### Figure contents as structured data
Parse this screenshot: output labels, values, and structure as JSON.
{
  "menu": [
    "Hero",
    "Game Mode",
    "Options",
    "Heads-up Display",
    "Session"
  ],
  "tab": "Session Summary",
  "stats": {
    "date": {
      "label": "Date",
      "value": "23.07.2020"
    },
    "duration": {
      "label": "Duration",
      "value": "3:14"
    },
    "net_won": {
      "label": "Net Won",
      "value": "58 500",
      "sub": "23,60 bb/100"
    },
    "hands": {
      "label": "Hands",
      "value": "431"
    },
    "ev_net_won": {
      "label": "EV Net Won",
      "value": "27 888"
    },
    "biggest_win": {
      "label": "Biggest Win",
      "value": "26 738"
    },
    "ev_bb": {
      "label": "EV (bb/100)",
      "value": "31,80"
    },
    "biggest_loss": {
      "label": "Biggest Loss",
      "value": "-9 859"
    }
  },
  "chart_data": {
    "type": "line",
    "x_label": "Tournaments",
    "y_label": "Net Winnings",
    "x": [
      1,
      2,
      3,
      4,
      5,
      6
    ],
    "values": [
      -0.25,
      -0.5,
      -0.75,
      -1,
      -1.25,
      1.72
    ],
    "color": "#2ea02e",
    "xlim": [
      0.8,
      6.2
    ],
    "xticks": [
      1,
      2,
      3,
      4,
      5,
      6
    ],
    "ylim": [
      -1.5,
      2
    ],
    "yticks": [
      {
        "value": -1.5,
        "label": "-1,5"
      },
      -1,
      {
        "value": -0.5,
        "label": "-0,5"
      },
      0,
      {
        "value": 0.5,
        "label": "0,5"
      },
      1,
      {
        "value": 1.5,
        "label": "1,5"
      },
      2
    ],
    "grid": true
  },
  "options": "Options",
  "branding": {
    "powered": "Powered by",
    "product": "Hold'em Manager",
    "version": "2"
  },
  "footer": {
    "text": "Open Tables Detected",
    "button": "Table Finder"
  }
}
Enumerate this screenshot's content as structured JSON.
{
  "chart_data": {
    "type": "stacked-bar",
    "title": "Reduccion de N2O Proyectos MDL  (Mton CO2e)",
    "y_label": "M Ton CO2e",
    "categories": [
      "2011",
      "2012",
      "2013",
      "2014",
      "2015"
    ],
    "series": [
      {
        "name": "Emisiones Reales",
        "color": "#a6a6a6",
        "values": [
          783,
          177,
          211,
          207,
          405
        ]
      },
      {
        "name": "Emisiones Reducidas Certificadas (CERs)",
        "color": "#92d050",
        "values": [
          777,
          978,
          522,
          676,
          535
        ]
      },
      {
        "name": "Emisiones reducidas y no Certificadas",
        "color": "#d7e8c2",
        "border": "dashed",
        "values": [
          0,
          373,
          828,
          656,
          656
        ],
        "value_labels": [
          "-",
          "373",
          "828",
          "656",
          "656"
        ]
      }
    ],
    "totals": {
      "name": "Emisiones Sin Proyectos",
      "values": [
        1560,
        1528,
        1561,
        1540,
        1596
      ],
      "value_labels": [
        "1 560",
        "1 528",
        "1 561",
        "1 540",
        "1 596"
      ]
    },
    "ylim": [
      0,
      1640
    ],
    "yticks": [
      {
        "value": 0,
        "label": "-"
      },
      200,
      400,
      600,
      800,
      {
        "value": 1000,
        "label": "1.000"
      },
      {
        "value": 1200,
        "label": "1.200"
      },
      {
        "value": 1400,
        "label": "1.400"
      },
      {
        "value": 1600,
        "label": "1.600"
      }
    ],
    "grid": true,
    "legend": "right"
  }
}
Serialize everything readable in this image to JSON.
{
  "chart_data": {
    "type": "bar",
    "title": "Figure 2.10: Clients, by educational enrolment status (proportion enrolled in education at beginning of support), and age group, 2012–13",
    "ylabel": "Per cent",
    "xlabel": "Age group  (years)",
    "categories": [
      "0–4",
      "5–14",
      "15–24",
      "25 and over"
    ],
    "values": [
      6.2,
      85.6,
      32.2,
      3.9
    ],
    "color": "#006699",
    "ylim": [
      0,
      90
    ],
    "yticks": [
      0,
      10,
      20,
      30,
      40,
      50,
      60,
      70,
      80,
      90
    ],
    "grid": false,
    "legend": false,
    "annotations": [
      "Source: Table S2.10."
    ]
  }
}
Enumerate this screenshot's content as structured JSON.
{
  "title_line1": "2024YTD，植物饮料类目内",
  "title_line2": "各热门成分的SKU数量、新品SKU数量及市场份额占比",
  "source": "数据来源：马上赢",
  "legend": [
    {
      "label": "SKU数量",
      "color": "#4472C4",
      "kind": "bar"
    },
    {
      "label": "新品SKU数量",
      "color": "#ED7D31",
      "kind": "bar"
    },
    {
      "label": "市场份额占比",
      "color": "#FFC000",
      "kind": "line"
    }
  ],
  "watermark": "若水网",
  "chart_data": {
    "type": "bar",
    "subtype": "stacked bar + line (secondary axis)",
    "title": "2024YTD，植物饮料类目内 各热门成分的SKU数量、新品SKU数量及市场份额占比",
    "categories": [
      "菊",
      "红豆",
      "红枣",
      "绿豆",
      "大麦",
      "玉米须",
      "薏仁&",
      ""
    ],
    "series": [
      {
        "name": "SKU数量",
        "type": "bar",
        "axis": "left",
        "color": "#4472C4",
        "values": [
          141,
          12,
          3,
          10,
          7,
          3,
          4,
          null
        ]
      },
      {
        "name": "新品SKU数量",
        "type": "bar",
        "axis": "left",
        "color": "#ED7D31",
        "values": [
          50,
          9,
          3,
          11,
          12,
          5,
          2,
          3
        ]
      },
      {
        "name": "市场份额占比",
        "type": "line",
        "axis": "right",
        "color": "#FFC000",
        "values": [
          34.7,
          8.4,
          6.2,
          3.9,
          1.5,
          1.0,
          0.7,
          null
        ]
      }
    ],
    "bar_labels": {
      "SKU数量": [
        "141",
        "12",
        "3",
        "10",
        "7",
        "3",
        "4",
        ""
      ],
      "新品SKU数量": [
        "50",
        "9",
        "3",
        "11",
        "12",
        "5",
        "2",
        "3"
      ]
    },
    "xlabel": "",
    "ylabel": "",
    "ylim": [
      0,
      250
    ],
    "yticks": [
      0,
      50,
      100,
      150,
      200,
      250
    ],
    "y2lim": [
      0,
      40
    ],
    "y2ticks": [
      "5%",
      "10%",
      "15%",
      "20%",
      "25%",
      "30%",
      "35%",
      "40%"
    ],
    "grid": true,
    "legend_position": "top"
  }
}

### Job
Working from the material above, state how many lines contain "JSON"; give only the number.

### Task result
4